### DIRECTIONS
Restate, word for word, all of the material shown below.

— Begin —

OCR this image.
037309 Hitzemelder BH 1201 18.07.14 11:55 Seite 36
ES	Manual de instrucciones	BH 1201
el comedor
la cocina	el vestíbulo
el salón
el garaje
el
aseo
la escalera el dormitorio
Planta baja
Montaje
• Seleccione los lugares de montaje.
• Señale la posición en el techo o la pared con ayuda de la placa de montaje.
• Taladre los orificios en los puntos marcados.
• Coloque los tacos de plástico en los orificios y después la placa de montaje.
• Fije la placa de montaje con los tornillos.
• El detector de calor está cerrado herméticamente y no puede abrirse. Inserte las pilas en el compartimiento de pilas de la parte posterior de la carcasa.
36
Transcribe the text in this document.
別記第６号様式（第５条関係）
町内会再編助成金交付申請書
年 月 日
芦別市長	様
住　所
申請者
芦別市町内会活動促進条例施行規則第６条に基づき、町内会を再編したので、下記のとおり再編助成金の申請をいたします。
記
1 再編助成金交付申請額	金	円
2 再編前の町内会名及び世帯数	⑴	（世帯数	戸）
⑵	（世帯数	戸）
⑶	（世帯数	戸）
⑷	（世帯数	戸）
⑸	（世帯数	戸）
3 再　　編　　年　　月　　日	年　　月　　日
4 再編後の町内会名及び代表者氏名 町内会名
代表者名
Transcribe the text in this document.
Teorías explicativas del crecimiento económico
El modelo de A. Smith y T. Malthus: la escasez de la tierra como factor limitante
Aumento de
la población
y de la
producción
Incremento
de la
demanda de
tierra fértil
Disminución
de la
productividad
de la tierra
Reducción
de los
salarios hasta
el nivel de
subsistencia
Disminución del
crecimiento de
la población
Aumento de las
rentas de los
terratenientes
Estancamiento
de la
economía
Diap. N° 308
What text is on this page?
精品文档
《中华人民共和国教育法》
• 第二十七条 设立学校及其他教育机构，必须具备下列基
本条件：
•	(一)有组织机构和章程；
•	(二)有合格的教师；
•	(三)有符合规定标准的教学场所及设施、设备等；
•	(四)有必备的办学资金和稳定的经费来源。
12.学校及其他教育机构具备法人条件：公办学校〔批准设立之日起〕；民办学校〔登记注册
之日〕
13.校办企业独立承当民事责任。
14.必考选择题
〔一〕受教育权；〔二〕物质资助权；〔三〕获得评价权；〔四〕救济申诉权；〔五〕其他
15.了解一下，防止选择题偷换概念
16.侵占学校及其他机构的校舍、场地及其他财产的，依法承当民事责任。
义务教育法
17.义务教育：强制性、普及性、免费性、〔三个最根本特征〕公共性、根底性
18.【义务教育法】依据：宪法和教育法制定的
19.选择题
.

— End —

### FINISHED TASK
OCR this image.
037309 Hitzemelder BH 1201 18.07.14 11:55 Seite 36
ES	Manual de instrucciones	BH 1201
el comedor
la cocina	el vestíbulo
el salón
el garaje
el
aseo
la escalera el dormitorio
Planta baja
Montaje
• Seleccione los lugares de montaje.
• Señale la posición en el techo o la pared con ayuda de la placa de montaje.
• Taladre los orificios en los puntos marcados.
• Coloque los tacos de plástico en los orificios y después la placa de montaje.
• Fije la placa de montaje con los tornillos.
• El detector de calor está cerrado herméticamente y no puede abrirse. Inserte las pilas en el compartimiento de pilas de la parte posterior de la carcasa.
36
Transcribe the text in this document.
別記第６号様式（第５条関係）
町内会再編助成金交付申請書
年 月 日
芦別市長	様
住　所
申請者
芦別市町内会活動促進条例施行規則第６条に基づき、町内会を再編したので、下記のとおり再編助成金の申請をいたします。
記
1 再編助成金交付申請額	金	円
2 再編前の町内会名及び世帯数	⑴	（世帯数	戸）
⑵	（世帯数	戸）
⑶	（世帯数	戸）
⑷	（世帯数	戸）
⑸	（世帯数	戸）
3 再　　編　　年　　月　　日	年　　月　　日
4 再編後の町内会名及び代表者氏名 町内会名
代表者名
Transcribe the text in this document.
Teorías explicativas del crecimiento económico
El modelo de A. Smith y T. Malthus: la escasez de la tierra como factor limitante
Aumento de
la población
y de la
producción
Incremento
de la
demanda de
tierra fértil
Disminución
de la
productividad
de la tierra
Reducción
de los
salarios hasta
el nivel de
subsistencia
Disminución del
crecimiento de
la población
Aumento de las
rentas de los
terratenientes
Estancamiento
de la
economía
Diap. N° 308
What text is on this page?
精品文档
《中华人民共和国教育法》
• 第二十七条 设立学校及其他教育机构，必须具备下列基
本条件：
•	(一)有组织机构和章程；
•	(二)有合格的教师；
•	(三)有符合规定标准的教学场所及设施、设备等；
•	(四)有必备的办学资金和稳定的经费来源。
12.学校及其他教育机构具备法人条件：公办学校〔批准设立之日起〕；民办学校〔登记注册
之日〕
13.校办企业独立承当民事责任。
14.必考选择题
〔一〕受教育权；〔二〕物质资助权；〔三〕获得评价权；〔四〕救济申诉权；〔五〕其他
15.了解一下，防止选择题偷换概念
16.侵占学校及其他机构的校舍、场地及其他财产的，依法承当民事责任。
义务教育法
17.义务教育：强制性、普及性、免费性、〔三个最根本特征〕公共性、根底性
18.【义务教育法】依据：宪法和教育法制定的
19.选择题
.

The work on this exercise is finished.